**INSTRUCTIONS TO FOLLOW**
Pick out and copy every line below that has the word "игры".

--- DATASET RECORDS ---

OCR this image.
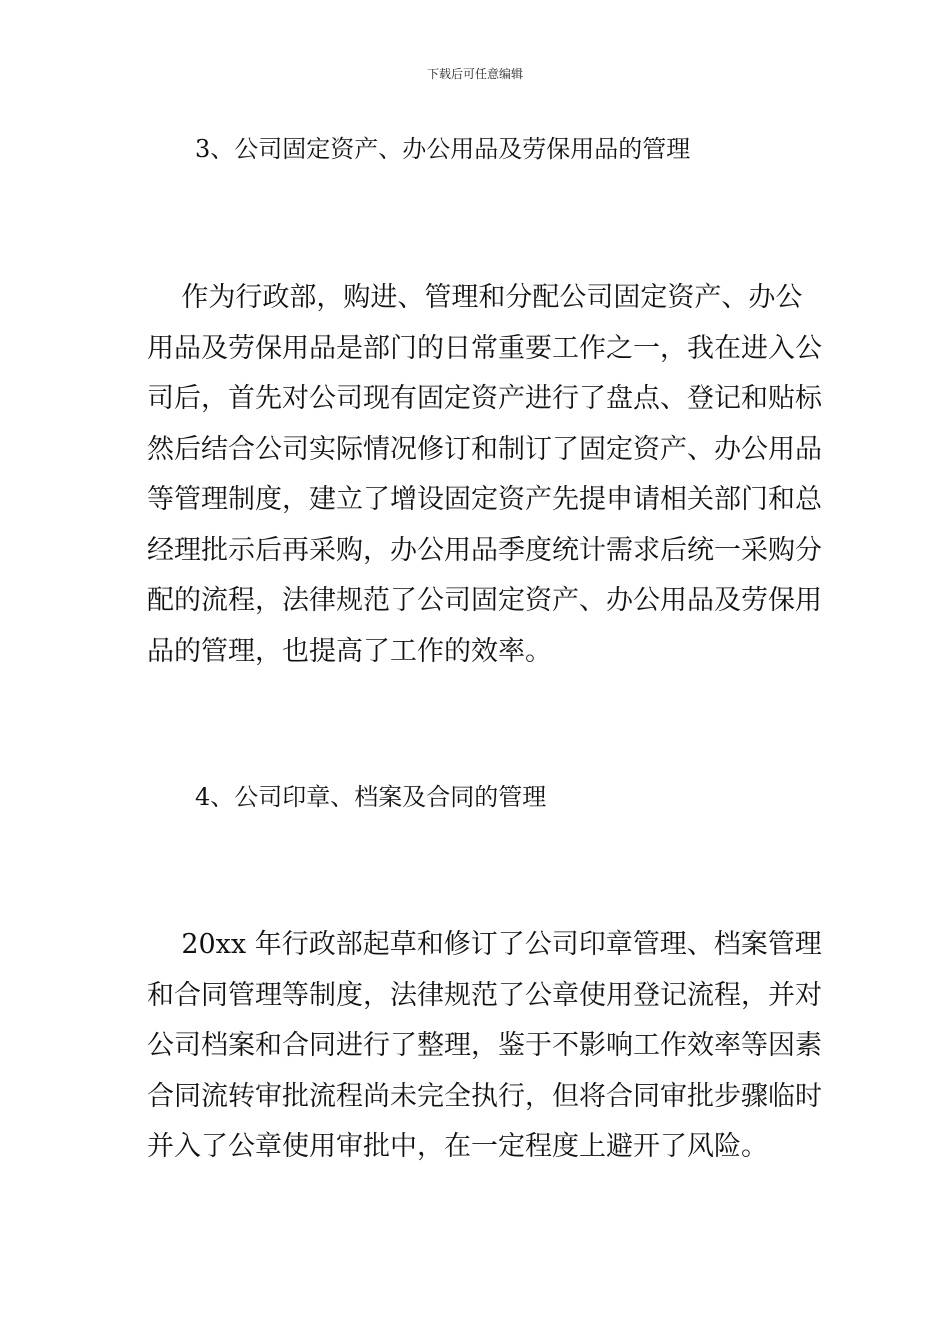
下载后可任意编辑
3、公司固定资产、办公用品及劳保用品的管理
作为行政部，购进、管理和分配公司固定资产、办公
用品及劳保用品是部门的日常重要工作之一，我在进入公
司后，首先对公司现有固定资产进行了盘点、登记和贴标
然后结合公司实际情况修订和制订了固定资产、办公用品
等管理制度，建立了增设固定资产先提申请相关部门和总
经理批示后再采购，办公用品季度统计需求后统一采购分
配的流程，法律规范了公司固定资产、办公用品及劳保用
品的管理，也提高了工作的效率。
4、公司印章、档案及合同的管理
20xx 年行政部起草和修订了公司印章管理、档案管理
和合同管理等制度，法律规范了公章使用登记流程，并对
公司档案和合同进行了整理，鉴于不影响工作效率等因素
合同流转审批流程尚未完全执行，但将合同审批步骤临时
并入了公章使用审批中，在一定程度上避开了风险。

---
--- DATASET RECORDS ---

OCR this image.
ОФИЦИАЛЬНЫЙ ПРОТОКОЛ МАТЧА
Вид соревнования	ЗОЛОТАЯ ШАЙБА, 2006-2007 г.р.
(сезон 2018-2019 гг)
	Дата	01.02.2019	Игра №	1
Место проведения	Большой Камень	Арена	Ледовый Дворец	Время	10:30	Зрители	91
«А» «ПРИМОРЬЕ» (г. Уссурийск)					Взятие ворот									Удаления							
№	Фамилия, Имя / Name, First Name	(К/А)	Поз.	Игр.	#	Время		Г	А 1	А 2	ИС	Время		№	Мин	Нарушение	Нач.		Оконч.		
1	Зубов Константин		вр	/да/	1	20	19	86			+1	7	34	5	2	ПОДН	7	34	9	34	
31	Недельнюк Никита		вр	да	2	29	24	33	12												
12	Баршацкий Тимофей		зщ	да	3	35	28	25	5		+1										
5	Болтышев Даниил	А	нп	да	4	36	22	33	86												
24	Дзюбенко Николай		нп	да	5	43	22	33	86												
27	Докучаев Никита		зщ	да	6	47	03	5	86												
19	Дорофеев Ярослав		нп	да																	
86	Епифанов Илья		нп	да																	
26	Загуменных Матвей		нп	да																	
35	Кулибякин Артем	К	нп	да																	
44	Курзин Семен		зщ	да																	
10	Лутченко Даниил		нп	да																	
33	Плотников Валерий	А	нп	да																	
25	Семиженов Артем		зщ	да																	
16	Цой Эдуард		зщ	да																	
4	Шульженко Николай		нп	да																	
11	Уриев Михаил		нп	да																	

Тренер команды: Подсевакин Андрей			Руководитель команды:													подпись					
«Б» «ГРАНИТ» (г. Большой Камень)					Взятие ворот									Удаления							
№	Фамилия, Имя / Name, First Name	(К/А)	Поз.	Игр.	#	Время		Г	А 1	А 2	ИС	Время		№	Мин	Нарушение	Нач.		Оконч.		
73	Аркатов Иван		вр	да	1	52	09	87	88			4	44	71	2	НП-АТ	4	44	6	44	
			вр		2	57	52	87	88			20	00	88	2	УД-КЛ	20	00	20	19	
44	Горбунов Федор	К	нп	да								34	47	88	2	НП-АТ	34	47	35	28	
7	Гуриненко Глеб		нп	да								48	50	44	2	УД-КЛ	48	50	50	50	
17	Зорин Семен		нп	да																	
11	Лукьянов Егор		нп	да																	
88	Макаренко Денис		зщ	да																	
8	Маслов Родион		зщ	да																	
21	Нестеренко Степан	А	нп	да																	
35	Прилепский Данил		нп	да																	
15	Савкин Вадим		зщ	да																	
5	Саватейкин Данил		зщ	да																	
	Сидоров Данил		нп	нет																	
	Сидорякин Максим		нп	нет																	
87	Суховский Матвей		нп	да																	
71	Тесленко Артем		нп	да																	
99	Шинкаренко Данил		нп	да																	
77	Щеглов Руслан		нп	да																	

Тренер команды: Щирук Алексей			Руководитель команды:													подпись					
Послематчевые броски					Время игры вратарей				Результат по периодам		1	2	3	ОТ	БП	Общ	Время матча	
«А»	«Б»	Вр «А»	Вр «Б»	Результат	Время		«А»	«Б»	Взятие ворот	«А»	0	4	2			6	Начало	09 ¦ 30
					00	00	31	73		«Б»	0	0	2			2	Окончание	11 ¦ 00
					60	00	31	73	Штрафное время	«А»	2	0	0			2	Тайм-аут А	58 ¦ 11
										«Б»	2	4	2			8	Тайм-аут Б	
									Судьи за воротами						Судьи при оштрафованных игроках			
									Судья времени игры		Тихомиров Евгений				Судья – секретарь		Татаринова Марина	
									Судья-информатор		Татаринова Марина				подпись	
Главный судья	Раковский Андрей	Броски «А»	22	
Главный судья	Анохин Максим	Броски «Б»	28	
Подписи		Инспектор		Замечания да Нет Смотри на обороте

---
--- DATASET RECORDS ---

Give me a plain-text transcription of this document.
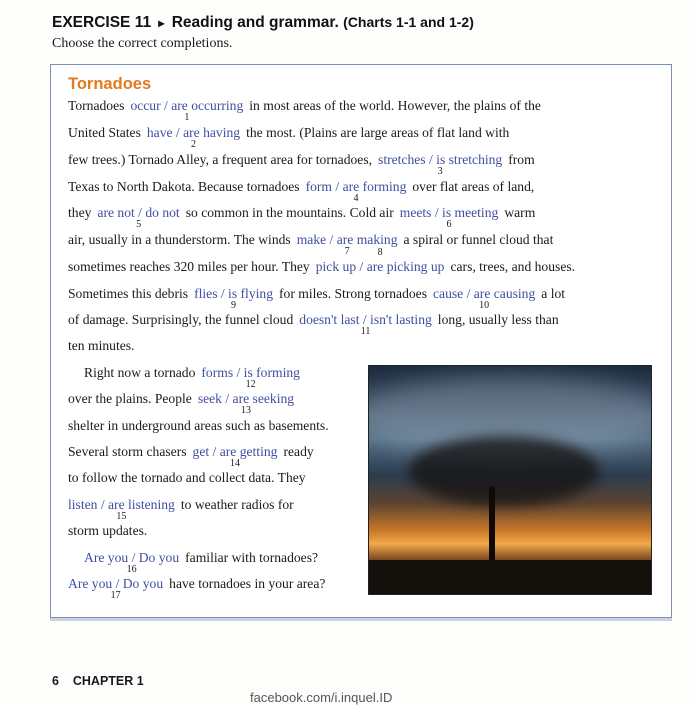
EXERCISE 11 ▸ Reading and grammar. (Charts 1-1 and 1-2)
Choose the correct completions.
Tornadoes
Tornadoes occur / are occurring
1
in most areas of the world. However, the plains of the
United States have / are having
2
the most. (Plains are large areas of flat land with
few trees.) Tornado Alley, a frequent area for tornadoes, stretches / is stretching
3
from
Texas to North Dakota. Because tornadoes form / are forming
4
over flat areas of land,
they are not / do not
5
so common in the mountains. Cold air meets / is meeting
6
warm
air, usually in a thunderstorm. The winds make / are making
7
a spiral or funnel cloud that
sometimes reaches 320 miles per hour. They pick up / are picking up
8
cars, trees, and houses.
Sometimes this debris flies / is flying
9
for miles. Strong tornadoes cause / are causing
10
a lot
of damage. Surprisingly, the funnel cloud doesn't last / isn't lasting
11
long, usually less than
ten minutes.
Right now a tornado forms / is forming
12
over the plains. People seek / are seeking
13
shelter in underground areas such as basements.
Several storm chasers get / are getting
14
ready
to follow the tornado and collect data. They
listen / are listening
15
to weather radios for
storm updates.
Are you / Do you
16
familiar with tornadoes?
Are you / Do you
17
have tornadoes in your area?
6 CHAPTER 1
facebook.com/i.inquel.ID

---

**COMPLETE ANSWER**
Послематчевые броски					Время игры вратарей				Результат по периодам		1	2	3	ОТ	БП	Общ	Время матча	
									Судья времени игры		Тихомиров Евгений				Судья – секретарь		Татаринова Марина	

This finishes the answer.